SUPPLIED DATA:
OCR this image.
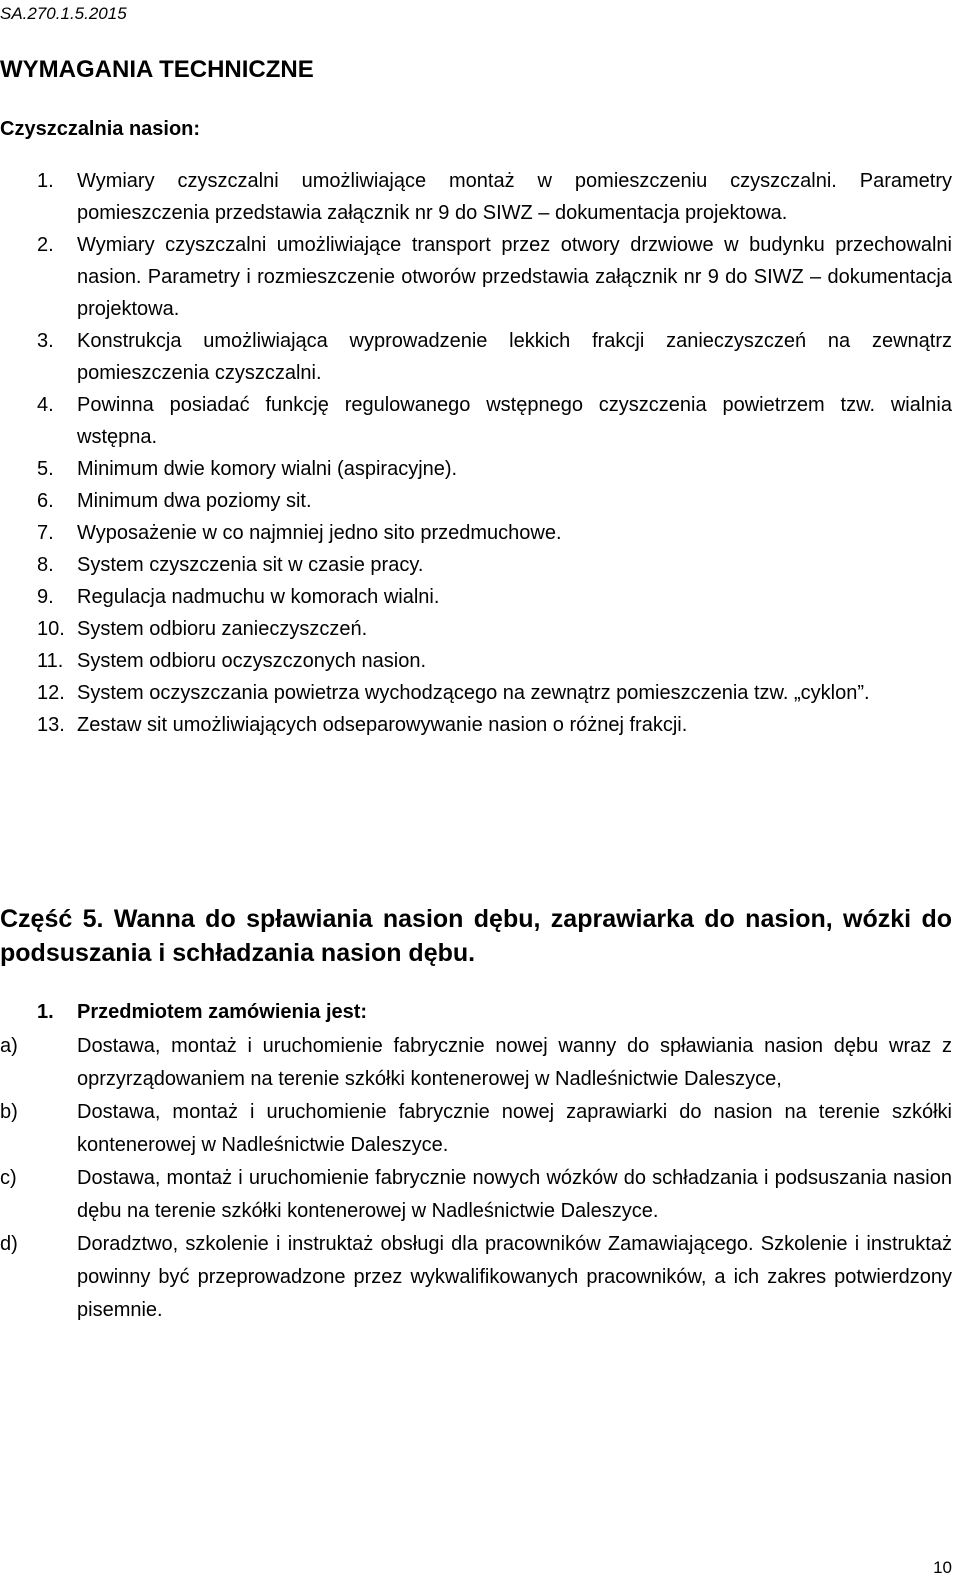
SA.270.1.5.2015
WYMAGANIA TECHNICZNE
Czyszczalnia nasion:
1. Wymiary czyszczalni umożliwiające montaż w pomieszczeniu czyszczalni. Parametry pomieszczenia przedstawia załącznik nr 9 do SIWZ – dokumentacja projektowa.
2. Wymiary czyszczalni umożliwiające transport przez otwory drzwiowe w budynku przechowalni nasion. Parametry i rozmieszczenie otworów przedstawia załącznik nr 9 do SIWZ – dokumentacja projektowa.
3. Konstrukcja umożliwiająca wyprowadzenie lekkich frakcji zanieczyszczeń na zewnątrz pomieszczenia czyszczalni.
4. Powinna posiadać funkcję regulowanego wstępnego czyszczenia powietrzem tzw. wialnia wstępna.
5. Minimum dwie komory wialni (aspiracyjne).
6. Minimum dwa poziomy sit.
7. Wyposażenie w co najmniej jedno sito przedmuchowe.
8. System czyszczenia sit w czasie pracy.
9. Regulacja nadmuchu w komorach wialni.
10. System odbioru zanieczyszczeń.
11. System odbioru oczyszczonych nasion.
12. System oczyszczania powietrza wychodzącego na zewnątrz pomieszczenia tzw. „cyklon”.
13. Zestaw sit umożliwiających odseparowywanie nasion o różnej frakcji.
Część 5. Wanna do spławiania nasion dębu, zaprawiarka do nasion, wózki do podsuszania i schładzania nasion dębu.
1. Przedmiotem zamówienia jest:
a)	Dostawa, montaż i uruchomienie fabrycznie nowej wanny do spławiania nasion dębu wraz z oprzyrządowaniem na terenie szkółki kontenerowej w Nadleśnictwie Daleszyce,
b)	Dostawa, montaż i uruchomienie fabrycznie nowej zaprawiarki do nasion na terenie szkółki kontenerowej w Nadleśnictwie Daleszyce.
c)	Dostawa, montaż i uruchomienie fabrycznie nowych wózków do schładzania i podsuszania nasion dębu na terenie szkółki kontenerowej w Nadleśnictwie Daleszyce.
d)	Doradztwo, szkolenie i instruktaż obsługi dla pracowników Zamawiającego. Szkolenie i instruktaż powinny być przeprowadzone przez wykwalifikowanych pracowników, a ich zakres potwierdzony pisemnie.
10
* * *
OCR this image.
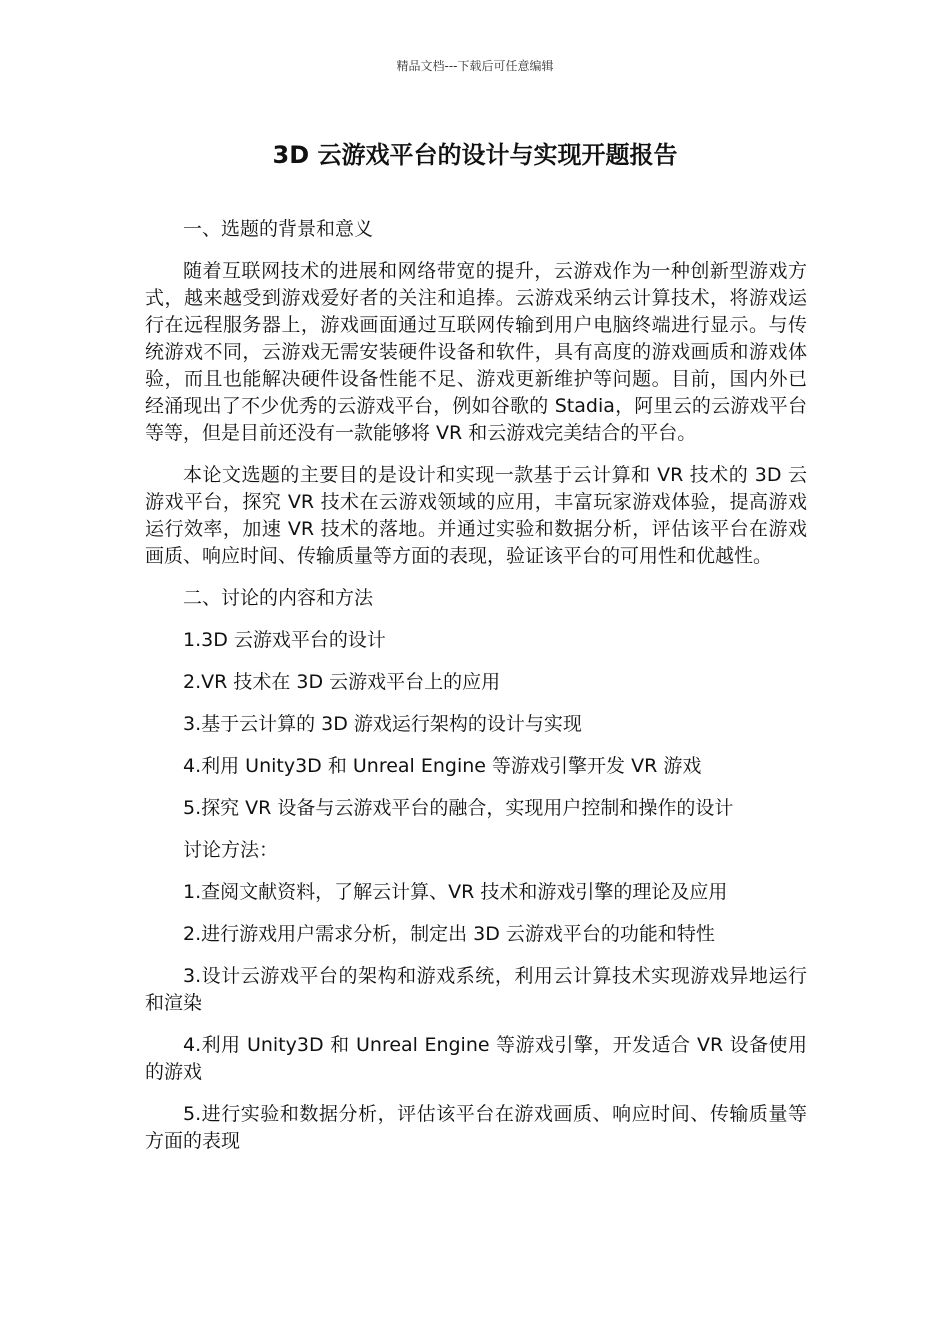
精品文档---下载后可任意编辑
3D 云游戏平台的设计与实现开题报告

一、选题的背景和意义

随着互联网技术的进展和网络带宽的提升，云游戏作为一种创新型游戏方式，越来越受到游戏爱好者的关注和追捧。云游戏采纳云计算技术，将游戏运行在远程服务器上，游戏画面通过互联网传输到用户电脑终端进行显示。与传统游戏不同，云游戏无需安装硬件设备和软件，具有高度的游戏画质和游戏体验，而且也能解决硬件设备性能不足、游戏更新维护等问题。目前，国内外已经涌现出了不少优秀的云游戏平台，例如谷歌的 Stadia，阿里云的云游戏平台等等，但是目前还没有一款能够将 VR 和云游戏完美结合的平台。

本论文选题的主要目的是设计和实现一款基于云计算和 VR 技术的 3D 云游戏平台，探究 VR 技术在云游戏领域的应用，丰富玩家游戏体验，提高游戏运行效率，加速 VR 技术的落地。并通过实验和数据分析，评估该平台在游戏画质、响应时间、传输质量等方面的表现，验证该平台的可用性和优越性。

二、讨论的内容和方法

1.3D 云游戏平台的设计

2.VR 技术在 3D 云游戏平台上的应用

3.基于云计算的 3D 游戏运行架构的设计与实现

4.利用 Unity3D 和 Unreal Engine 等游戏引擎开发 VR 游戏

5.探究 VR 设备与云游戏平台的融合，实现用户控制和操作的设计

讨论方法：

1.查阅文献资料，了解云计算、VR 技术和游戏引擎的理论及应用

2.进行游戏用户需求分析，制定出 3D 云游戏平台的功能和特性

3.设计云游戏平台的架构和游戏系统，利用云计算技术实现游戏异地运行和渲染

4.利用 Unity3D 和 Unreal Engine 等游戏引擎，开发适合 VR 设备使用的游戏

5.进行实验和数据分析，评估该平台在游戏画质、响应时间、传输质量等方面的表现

WRITTEN EXERCISE:
Keep only the lines that hold the string "Wymiary", and copy them out.

TASK RESPONSE:
1. Wymiary czyszczalni umożliwiające montaż w pomieszczeniu czyszczalni. Parametry pomieszczenia przedstawia załącznik nr 9 do SIWZ – dokumentacja projektowa.
2. Wymiary czyszczalni umożliwiające transport przez otwory drzwiowe w budynku przechowalni nasion. Parametry i rozmieszczenie otworów przedstawia załącznik nr 9 do SIWZ – dokumentacja projektowa.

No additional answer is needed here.